══ INFORMATION PROVIDED ══
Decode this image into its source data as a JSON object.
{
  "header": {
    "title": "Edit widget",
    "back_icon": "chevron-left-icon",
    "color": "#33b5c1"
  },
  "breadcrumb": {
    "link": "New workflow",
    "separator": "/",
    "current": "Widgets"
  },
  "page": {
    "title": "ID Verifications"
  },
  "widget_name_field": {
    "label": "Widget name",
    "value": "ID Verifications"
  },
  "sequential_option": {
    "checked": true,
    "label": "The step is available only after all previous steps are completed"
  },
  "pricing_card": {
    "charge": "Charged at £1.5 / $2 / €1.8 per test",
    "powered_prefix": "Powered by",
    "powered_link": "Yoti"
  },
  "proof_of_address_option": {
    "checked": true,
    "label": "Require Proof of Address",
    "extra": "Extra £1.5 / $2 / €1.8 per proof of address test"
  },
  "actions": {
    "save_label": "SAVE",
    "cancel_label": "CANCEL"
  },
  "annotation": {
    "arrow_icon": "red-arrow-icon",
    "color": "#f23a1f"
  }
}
═══
■ **PROBLEM DESCRIPTION**
Every line holding "test" should be copied out.

■ **CORRECT ANSWER**
    "charge": "Charged at £1.5 / $2 / €1.8 per test",
    "extra": "Extra £1.5 / $2 / €1.8 per proof of address test"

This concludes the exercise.